## [Aim]
Locate the line containing "Reverse-engineer this chart into JSON." in the material below. Copy that line and all following lines through the end exactly, omitting any pictures.

====== Records supplied ======

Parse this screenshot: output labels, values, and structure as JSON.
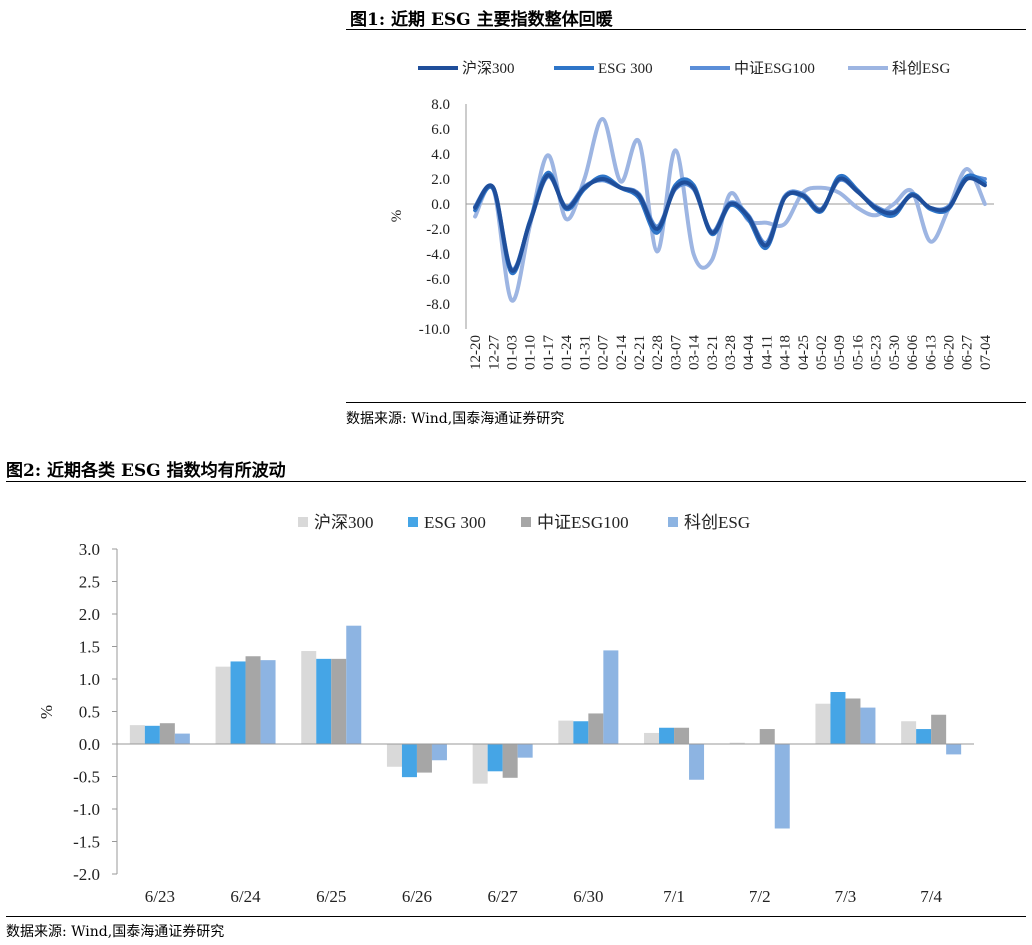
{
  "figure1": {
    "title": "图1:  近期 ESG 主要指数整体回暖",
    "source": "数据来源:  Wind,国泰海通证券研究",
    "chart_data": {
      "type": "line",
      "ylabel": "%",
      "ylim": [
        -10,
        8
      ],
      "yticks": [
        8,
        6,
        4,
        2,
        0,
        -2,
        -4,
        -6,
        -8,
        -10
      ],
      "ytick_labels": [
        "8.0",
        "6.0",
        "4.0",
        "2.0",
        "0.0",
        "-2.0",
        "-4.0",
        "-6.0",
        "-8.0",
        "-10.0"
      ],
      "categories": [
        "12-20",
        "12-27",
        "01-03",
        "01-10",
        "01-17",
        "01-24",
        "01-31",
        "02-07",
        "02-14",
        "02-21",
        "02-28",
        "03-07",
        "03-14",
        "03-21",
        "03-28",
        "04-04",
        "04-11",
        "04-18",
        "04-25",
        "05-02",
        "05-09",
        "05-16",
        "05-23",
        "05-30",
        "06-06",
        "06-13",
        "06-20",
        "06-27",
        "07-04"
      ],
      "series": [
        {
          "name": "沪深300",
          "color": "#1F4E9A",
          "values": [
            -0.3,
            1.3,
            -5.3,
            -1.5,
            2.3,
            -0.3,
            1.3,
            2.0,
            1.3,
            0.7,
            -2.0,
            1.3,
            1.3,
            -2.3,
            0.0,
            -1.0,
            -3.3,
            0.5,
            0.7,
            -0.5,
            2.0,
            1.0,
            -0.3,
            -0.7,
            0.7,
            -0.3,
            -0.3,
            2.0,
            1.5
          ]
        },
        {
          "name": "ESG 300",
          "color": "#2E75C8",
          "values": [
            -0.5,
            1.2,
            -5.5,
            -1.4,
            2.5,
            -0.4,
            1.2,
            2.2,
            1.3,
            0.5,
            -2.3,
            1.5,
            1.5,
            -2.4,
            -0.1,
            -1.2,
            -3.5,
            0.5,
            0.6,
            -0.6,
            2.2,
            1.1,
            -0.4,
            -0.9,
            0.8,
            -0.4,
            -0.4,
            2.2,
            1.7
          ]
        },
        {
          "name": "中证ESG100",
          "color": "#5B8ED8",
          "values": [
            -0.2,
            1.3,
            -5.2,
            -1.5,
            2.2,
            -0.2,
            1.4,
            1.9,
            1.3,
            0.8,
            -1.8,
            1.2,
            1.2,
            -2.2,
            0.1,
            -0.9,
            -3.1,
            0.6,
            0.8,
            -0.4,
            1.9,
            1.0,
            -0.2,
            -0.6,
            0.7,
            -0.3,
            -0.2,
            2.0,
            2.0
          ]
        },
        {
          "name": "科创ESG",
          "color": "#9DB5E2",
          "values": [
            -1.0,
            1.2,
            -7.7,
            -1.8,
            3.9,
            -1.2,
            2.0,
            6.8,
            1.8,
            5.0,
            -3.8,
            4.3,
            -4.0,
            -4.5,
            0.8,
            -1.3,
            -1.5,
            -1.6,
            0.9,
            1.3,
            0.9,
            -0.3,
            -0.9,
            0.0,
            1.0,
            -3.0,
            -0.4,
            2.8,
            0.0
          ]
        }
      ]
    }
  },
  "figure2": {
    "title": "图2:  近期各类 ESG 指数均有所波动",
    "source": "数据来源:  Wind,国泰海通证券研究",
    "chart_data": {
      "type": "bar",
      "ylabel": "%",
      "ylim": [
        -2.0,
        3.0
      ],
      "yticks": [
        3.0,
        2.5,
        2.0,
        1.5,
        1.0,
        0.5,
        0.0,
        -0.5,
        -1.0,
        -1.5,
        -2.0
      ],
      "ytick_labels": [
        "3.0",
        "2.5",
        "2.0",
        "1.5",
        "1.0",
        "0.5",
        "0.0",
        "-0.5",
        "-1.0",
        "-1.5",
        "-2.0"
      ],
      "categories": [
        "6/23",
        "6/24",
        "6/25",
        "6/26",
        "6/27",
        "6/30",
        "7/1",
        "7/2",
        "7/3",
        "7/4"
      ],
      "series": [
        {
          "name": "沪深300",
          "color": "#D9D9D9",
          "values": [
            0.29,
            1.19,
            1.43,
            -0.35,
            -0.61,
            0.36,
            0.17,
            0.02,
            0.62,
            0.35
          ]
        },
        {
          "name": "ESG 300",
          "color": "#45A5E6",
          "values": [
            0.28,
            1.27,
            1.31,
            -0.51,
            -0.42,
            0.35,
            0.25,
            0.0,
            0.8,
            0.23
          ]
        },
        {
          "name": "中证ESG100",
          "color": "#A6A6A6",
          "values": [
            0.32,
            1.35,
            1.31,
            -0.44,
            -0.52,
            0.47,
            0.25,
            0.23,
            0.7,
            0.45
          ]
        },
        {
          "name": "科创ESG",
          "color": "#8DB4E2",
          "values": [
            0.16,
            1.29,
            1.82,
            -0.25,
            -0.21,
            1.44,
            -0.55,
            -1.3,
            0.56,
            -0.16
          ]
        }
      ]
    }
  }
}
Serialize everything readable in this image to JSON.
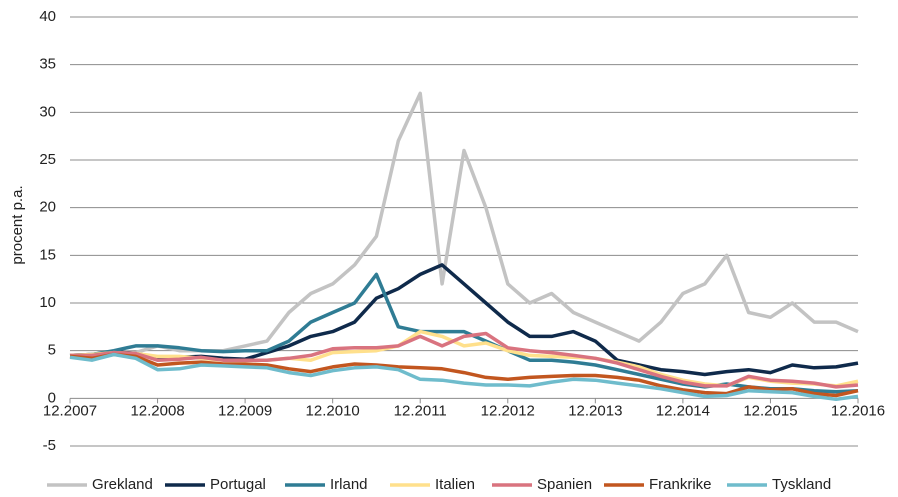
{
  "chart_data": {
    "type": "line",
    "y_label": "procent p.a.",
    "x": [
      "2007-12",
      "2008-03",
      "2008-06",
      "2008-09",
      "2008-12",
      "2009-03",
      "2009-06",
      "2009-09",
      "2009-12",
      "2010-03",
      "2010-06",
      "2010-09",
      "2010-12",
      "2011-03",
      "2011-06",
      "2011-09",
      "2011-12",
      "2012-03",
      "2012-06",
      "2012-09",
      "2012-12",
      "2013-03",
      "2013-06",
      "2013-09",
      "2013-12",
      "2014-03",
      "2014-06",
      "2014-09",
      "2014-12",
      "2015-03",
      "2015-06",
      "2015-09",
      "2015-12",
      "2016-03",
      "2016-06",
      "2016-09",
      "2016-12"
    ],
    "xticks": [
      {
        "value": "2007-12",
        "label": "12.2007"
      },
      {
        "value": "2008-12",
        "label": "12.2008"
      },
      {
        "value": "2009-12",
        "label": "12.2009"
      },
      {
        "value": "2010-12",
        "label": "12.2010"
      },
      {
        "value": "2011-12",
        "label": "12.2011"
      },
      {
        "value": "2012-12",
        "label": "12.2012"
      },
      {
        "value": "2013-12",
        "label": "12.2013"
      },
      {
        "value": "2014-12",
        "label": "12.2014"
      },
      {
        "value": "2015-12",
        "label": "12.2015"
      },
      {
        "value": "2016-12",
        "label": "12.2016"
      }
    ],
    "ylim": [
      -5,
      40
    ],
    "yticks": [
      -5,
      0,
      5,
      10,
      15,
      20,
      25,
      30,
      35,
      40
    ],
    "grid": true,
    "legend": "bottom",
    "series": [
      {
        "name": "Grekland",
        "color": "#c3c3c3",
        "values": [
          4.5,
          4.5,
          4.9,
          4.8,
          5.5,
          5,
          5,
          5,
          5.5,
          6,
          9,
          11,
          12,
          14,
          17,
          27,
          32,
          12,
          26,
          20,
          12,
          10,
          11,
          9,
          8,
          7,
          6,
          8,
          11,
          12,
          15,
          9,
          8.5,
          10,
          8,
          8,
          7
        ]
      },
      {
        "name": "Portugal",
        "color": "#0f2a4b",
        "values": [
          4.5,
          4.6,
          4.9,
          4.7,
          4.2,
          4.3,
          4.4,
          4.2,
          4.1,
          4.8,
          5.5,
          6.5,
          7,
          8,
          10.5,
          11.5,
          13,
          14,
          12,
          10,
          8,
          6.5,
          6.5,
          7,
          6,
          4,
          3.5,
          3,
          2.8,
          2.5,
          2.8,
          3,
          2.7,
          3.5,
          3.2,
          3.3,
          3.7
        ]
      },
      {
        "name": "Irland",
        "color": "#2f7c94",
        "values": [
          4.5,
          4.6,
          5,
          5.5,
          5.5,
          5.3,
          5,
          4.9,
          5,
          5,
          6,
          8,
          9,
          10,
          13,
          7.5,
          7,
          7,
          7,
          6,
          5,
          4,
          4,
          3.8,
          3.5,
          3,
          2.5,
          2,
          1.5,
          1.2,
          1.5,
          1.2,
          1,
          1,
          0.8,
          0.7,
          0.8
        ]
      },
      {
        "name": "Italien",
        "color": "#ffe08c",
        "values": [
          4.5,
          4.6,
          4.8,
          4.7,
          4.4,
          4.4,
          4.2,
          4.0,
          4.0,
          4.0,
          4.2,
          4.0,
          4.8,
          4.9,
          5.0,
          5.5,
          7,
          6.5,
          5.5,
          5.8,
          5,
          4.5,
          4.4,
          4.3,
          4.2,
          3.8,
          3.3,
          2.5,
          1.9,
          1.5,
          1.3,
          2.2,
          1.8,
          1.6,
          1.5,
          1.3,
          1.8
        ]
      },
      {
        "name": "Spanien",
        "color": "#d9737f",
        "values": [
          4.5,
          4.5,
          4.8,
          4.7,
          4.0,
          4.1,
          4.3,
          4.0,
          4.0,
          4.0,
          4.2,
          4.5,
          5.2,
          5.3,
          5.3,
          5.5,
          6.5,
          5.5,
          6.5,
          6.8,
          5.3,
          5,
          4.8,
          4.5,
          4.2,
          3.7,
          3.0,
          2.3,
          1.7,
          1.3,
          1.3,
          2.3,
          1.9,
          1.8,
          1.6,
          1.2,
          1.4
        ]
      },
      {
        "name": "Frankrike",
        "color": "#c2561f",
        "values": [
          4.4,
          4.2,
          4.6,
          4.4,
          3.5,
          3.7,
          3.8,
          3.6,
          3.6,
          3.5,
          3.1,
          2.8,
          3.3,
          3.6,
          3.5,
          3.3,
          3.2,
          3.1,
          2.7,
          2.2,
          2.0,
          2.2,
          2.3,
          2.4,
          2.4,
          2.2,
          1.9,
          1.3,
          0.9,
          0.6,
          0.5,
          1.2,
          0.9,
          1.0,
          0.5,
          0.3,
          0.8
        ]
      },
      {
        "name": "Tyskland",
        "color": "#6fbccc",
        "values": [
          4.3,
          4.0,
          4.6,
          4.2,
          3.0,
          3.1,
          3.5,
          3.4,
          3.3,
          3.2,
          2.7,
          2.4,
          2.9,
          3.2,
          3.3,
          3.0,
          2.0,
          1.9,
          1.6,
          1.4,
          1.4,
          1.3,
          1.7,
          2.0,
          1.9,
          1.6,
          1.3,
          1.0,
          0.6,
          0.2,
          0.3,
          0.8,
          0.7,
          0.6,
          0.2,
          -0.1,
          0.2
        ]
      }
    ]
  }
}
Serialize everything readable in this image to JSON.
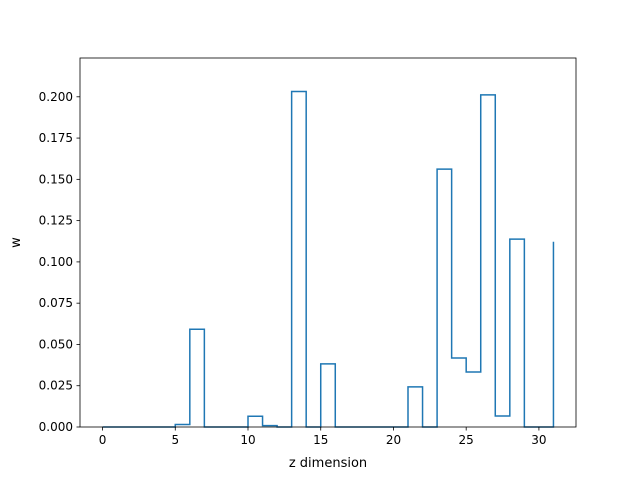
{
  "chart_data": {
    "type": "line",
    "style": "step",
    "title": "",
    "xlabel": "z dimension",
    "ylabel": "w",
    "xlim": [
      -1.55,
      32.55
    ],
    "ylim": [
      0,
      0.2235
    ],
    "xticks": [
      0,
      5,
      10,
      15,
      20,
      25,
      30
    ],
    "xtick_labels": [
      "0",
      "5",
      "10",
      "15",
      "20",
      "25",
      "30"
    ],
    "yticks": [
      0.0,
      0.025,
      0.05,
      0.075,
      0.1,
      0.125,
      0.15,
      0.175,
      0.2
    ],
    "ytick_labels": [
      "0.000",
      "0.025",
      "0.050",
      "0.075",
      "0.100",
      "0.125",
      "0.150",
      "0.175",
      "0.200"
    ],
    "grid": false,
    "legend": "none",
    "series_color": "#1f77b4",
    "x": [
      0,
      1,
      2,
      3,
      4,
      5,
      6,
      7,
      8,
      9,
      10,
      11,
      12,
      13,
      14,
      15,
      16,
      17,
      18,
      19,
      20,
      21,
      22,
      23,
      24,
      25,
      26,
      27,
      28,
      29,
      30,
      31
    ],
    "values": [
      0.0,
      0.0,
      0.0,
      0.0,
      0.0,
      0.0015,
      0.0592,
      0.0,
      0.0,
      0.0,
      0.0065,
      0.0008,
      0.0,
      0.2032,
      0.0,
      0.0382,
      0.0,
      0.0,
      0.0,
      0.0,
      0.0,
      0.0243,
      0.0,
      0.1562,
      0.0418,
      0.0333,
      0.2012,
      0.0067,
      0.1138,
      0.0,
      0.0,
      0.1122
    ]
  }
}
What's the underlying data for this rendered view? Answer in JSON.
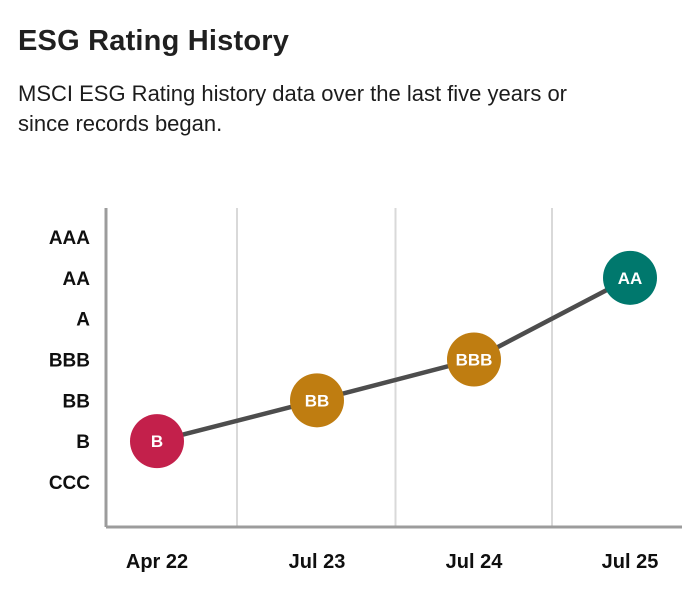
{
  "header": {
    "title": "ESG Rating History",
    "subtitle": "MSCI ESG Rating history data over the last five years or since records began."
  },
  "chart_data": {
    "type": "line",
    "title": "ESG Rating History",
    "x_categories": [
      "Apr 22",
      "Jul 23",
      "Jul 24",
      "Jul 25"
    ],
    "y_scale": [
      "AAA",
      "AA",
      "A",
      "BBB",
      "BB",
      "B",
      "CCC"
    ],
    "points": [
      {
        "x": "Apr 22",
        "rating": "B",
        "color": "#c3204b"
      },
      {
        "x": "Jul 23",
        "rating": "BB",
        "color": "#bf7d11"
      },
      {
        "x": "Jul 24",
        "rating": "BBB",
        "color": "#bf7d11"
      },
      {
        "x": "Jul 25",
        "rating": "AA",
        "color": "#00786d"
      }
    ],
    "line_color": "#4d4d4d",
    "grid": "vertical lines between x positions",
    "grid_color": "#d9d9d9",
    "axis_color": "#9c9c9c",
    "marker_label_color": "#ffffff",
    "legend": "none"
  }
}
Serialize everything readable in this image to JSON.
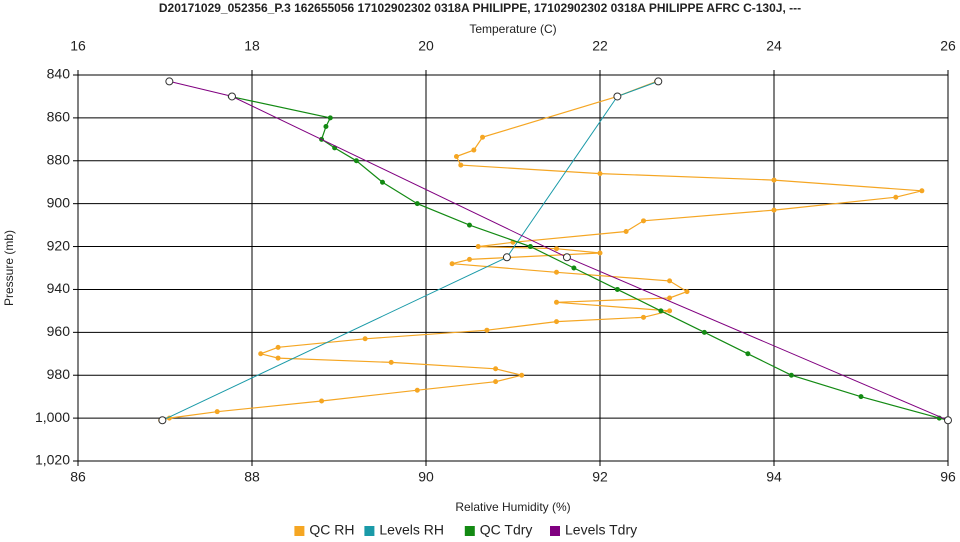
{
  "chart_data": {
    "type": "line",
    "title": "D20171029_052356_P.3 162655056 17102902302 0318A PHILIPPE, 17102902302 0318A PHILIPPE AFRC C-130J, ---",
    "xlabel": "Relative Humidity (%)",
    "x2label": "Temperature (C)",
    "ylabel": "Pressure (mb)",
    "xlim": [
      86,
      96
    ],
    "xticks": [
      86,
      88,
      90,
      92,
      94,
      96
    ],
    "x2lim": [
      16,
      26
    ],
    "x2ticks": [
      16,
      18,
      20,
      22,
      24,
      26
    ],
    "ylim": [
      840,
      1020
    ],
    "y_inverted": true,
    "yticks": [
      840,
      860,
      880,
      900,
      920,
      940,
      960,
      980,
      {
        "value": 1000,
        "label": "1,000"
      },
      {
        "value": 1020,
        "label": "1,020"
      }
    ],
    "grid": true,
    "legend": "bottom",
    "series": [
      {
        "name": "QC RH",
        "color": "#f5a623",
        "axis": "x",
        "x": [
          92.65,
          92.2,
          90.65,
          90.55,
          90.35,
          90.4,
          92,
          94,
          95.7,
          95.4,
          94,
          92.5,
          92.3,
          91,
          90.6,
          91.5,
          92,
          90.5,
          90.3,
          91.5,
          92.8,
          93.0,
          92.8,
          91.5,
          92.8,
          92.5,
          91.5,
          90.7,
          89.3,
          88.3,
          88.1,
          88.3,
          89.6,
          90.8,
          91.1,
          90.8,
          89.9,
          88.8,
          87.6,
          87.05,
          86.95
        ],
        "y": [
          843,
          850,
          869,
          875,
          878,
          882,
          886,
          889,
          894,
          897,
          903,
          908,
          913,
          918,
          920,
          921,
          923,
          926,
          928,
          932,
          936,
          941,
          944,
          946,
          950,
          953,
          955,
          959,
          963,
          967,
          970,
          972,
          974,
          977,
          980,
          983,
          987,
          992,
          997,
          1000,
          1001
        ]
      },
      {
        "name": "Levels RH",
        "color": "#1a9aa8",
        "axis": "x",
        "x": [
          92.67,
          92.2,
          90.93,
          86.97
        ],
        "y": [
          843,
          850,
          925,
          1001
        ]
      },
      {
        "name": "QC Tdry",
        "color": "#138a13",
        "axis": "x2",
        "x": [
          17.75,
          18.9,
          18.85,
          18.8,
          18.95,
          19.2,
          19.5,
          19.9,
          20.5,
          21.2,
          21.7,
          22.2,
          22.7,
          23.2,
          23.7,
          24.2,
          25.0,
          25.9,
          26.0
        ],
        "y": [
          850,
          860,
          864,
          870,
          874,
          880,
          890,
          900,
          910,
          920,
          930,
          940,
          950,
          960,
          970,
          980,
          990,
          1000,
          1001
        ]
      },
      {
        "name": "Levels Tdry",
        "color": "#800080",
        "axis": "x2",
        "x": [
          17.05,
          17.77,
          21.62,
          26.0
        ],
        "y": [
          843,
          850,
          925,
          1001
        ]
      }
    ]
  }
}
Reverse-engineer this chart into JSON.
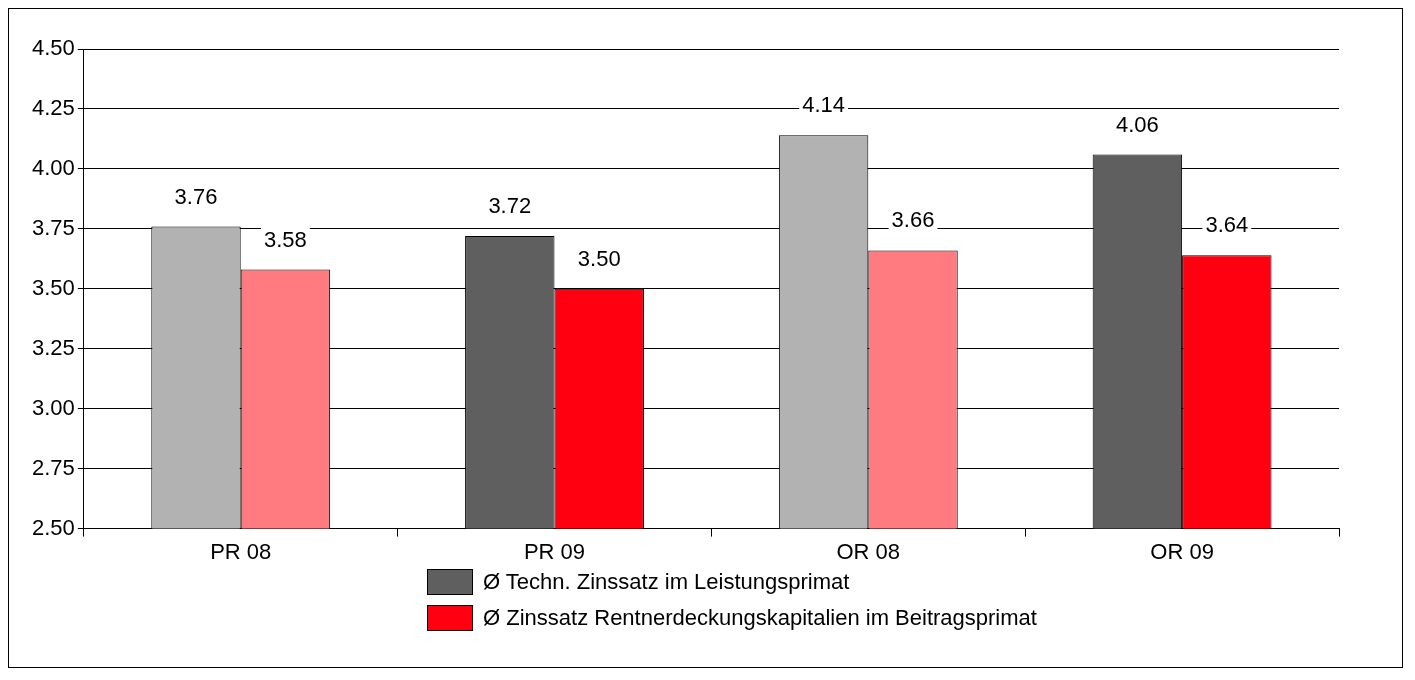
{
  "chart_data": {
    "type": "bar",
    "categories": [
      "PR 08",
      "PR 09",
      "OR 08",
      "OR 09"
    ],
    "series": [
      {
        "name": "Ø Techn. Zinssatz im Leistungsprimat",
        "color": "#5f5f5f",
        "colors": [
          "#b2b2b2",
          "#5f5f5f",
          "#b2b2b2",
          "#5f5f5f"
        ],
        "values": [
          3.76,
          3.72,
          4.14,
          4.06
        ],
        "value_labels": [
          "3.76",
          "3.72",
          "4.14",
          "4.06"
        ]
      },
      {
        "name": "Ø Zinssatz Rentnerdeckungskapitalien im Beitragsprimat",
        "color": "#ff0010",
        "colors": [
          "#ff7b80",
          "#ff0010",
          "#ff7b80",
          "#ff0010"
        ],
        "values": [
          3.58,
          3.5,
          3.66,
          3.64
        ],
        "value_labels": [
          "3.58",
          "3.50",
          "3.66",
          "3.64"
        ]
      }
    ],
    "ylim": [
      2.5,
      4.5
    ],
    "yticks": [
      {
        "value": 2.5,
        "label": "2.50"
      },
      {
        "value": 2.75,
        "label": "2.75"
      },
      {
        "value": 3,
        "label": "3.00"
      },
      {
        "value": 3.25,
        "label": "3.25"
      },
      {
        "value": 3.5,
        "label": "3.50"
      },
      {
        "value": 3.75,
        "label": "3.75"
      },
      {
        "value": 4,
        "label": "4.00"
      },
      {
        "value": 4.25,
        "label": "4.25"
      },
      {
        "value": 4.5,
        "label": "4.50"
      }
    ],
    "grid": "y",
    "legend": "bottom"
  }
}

======

## [The solution]
Reverse-engineer this chart into JSON.
{
  "chart_data": {
    "type": "bar",
    "categories": [
      "PR 08",
      "PR 09",
      "OR 08",
      "OR 09"
    ],
    "series": [
      {
        "name": "Ø Techn. Zinssatz im Leistungsprimat",
        "color": "#5f5f5f",
        "colors": [
          "#b2b2b2",
          "#5f5f5f",
          "#b2b2b2",
          "#5f5f5f"
        ],
        "values": [
          3.76,
          3.72,
          4.14,
          4.06
        ],
        "value_labels": [
          "3.76",
          "3.72",
          "4.14",
          "4.06"
        ]
      },
      {
        "name": "Ø Zinssatz Rentnerdeckungskapitalien im Beitragsprimat",
        "color": "#ff0010",
        "colors": [
          "#ff7b80",
          "#ff0010",
          "#ff7b80",
          "#ff0010"
        ],
        "values": [
          3.58,
          3.5,
          3.66,
          3.64
        ],
        "value_labels": [
          "3.58",
          "3.50",
          "3.66",
          "3.64"
        ]
      }
    ],
    "ylim": [
      2.5,
      4.5
    ],
    "yticks": [
      {
        "value": 2.5,
        "label": "2.50"
      },
      {
        "value": 2.75,
        "label": "2.75"
      },
      {
        "value": 3,
        "label": "3.00"
      },
      {
        "value": 3.25,
        "label": "3.25"
      },
      {
        "value": 3.5,
        "label": "3.50"
      },
      {
        "value": 3.75,
        "label": "3.75"
      },
      {
        "value": 4,
        "label": "4.00"
      },
      {
        "value": 4.25,
        "label": "4.25"
      },
      {
        "value": 4.5,
        "label": "4.50"
      }
    ],
    "grid": "y",
    "legend": "bottom"
  }
}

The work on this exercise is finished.